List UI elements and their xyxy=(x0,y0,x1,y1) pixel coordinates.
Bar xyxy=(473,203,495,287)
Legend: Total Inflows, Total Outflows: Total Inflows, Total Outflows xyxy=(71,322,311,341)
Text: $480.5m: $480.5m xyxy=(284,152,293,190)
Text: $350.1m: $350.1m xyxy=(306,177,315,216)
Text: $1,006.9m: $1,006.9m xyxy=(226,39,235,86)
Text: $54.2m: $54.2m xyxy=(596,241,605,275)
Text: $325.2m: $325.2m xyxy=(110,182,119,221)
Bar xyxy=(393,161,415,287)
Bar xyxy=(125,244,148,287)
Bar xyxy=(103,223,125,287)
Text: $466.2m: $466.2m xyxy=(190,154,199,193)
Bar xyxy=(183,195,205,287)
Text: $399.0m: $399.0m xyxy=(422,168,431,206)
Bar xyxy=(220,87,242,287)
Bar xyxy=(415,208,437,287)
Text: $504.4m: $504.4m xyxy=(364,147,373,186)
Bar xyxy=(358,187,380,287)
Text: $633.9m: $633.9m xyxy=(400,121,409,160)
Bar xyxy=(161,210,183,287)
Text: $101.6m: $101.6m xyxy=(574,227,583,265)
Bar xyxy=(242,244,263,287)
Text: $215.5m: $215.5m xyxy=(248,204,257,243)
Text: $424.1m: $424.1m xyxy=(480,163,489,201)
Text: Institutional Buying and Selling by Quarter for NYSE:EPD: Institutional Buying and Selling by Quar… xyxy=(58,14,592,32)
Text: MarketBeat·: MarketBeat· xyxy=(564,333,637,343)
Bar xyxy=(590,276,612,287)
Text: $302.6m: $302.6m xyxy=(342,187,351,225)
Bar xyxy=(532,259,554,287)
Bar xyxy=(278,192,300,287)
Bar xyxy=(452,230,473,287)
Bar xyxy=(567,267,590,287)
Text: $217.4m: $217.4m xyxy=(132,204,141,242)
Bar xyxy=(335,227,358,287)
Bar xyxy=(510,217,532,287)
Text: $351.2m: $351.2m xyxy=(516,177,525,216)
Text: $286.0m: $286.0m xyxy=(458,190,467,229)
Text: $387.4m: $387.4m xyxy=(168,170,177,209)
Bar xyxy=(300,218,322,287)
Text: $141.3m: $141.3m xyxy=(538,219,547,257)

-*-*-

● DIRECTIVE: Rename every "Bar" to "Column" throughout the records above, and reproduce all other text without change.

● WRITTEN RESPONSE:
List UI elements and their xyxy=(x0,y0,x1,y1) pixel coordinates.
Column xyxy=(473,203,495,287)
Legend: Total Inflows, Total Outflows: Total Inflows, Total Outflows xyxy=(71,322,311,341)
Text: $480.5m: $480.5m xyxy=(284,152,293,190)
Text: $350.1m: $350.1m xyxy=(306,177,315,216)
Text: $1,006.9m: $1,006.9m xyxy=(226,39,235,86)
Text: $54.2m: $54.2m xyxy=(596,241,605,275)
Text: $325.2m: $325.2m xyxy=(110,182,119,221)
Column xyxy=(393,161,415,287)
Column xyxy=(125,244,148,287)
Column xyxy=(103,223,125,287)
Text: $466.2m: $466.2m xyxy=(190,154,199,193)
Column xyxy=(183,195,205,287)
Text: $399.0m: $399.0m xyxy=(422,168,431,206)
Column xyxy=(220,87,242,287)
Column xyxy=(415,208,437,287)
Text: $504.4m: $504.4m xyxy=(364,147,373,186)
Column xyxy=(358,187,380,287)
Text: $633.9m: $633.9m xyxy=(400,121,409,160)
Column xyxy=(161,210,183,287)
Text: $101.6m: $101.6m xyxy=(574,227,583,265)
Column xyxy=(242,244,263,287)
Text: $215.5m: $215.5m xyxy=(248,204,257,243)
Text: $424.1m: $424.1m xyxy=(480,163,489,201)
Text: Institutional Buying and Selling by Quarter for NYSE:EPD: Institutional Buying and Selling by Quar… xyxy=(58,14,592,32)
Text: MarketBeat·: MarketBeat· xyxy=(564,333,637,343)
Column xyxy=(590,276,612,287)
Text: $302.6m: $302.6m xyxy=(342,187,351,225)
Column xyxy=(532,259,554,287)
Column xyxy=(278,192,300,287)
Column xyxy=(452,230,473,287)
Column xyxy=(567,267,590,287)
Text: $217.4m: $217.4m xyxy=(132,204,141,242)
Column xyxy=(335,227,358,287)
Column xyxy=(510,217,532,287)
Text: $351.2m: $351.2m xyxy=(516,177,525,216)
Text: $286.0m: $286.0m xyxy=(458,190,467,229)
Text: $387.4m: $387.4m xyxy=(168,170,177,209)
Column xyxy=(300,218,322,287)
Text: $141.3m: $141.3m xyxy=(538,219,547,257)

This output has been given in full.